*RECORDS FOR PROCESSING:*
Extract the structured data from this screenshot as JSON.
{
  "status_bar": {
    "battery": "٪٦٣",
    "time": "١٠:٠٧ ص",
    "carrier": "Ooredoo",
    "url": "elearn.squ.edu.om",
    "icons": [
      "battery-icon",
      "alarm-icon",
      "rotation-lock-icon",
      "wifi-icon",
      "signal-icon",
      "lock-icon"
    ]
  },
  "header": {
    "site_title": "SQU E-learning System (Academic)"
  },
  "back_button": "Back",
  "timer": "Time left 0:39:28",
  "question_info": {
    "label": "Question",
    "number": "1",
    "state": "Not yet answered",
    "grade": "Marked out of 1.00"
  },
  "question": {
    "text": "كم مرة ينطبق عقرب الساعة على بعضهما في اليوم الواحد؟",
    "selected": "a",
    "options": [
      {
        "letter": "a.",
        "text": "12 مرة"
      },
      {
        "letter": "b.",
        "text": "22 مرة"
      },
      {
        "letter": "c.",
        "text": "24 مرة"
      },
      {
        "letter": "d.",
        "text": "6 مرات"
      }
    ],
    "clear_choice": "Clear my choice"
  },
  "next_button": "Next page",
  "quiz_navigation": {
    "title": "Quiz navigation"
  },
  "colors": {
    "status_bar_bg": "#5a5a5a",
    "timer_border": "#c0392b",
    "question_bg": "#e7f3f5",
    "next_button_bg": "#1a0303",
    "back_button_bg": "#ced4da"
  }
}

*GIVEN INSTRUCTION:*
Write out the full listing exactly as given.

*COMPLETE ANSWER:*
Extract the structured data from this screenshot as JSON.
{
  "status_bar": {
    "battery": "٪٦٣",
    "time": "١٠:٠٧ ص",
    "carrier": "Ooredoo",
    "url": "elearn.squ.edu.om",
    "icons": [
      "battery-icon",
      "alarm-icon",
      "rotation-lock-icon",
      "wifi-icon",
      "signal-icon",
      "lock-icon"
    ]
  },
  "header": {
    "site_title": "SQU E-learning System (Academic)"
  },
  "back_button": "Back",
  "timer": "Time left 0:39:28",
  "question_info": {
    "label": "Question",
    "number": "1",
    "state": "Not yet answered",
    "grade": "Marked out of 1.00"
  },
  "question": {
    "text": "كم مرة ينطبق عقرب الساعة على بعضهما في اليوم الواحد؟",
    "selected": "a",
    "options": [
      {
        "letter": "a.",
        "text": "12 مرة"
      },
      {
        "letter": "b.",
        "text": "22 مرة"
      },
      {
        "letter": "c.",
        "text": "24 مرة"
      },
      {
        "letter": "d.",
        "text": "6 مرات"
      }
    ],
    "clear_choice": "Clear my choice"
  },
  "next_button": "Next page",
  "quiz_navigation": {
    "title": "Quiz navigation"
  },
  "colors": {
    "status_bar_bg": "#5a5a5a",
    "timer_border": "#c0392b",
    "question_bg": "#e7f3f5",
    "next_button_bg": "#1a0303",
    "back_button_bg": "#ced4da"
  }
}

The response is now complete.